%%

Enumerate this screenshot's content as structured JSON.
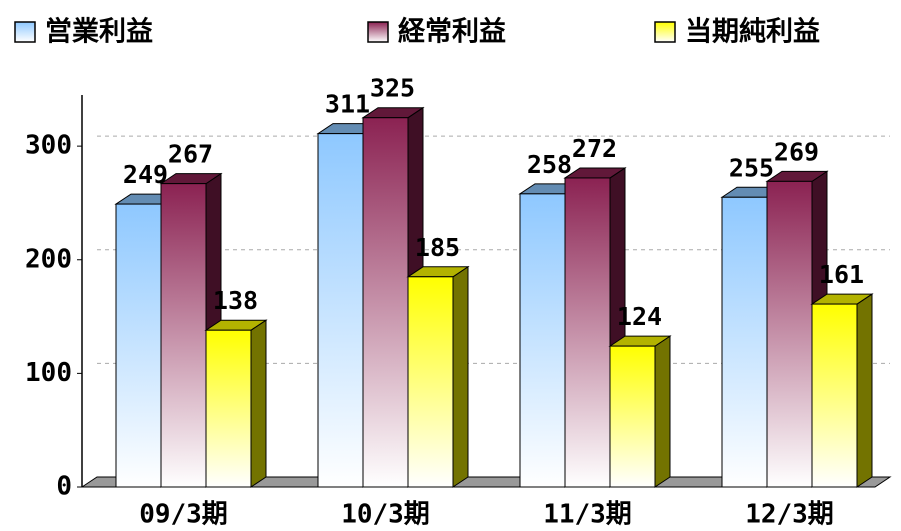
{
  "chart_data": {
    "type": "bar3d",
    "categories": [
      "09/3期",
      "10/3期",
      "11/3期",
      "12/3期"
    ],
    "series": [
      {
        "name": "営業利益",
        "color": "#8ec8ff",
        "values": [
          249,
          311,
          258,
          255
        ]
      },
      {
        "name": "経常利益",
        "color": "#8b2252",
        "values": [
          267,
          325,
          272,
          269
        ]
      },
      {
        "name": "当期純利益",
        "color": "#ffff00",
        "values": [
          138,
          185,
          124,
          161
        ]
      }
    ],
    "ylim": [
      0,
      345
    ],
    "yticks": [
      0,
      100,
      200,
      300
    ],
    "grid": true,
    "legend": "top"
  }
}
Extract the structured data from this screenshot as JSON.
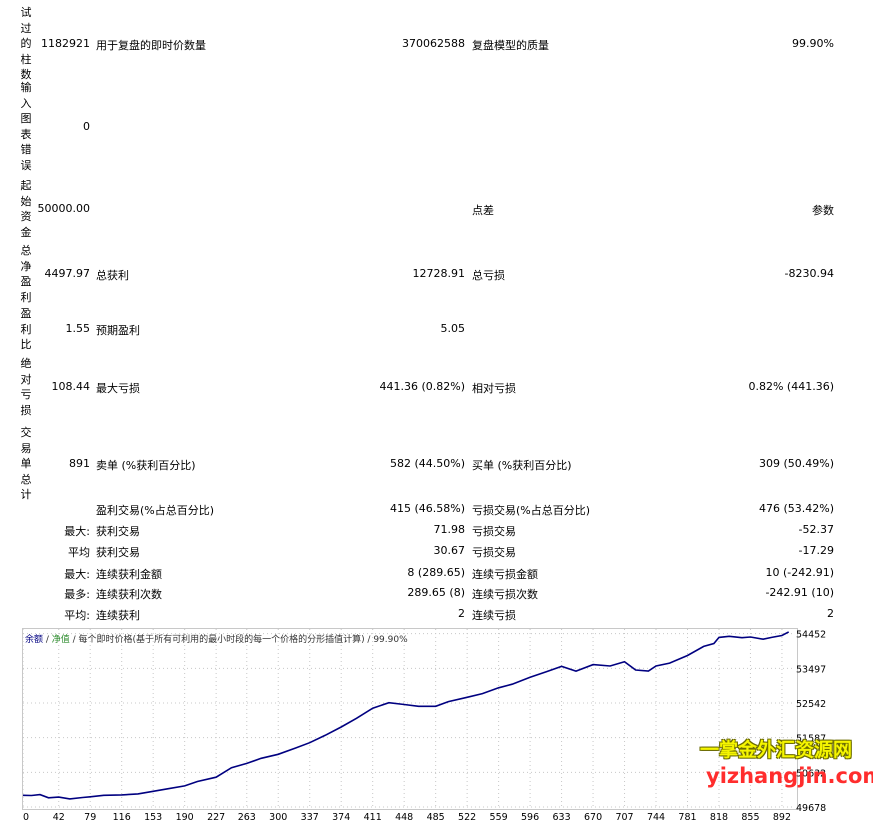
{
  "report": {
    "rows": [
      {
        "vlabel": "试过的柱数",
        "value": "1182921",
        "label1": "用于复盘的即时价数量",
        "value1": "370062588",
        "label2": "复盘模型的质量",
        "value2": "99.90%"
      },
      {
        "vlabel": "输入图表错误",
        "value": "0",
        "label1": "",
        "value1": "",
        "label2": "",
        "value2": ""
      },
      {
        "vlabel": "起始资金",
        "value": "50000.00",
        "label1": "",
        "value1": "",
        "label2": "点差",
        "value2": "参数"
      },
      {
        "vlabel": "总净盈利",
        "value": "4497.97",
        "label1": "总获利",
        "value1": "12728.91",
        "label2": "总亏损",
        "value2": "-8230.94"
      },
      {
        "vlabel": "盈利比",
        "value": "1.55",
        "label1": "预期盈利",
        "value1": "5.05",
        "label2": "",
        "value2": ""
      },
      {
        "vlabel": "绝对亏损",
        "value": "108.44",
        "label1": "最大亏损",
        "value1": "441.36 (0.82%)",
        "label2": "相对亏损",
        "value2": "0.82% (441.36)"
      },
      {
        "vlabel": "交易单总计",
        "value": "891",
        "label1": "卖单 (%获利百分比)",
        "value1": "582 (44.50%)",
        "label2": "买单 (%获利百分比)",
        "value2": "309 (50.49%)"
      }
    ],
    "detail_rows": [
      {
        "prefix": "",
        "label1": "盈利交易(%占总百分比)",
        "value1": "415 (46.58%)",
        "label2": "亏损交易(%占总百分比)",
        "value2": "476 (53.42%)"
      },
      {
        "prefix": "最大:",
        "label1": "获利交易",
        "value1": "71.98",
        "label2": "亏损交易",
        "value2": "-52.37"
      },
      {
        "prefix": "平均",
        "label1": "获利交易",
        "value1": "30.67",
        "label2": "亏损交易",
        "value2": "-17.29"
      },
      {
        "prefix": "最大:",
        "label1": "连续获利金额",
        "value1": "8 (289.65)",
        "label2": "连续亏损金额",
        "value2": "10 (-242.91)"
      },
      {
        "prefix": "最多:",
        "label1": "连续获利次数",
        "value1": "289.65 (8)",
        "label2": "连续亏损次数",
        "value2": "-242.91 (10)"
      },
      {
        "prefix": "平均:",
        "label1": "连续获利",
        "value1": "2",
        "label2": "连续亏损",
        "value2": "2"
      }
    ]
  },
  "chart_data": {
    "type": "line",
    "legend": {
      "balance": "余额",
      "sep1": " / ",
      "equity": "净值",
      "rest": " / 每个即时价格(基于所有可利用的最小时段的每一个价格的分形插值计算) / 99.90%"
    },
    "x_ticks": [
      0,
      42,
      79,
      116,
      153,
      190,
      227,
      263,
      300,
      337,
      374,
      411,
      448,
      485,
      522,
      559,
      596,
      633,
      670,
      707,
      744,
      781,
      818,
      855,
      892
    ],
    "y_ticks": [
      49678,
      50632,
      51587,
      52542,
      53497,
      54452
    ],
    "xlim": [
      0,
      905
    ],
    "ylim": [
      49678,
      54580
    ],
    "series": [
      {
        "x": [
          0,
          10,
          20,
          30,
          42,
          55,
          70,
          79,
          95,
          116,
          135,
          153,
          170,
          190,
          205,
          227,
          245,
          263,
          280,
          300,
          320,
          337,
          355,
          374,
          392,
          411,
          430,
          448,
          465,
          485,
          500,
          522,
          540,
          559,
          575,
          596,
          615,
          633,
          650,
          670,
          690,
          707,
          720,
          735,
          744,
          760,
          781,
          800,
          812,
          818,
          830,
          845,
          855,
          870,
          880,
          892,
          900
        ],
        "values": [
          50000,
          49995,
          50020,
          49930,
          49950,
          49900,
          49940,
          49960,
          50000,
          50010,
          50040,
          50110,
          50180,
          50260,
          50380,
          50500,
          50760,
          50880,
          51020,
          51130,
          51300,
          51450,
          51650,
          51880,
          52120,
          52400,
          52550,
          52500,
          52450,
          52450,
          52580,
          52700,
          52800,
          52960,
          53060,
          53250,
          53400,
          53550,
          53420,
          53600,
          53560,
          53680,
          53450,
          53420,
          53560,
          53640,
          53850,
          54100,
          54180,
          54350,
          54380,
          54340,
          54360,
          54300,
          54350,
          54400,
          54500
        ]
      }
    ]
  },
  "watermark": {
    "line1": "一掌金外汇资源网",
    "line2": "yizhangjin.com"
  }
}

%%

Pull out every line containing "structured".

- Output below
Enumerate this screenshot's content as structured JSON.
Extract the structured data from this screenshot as JSON.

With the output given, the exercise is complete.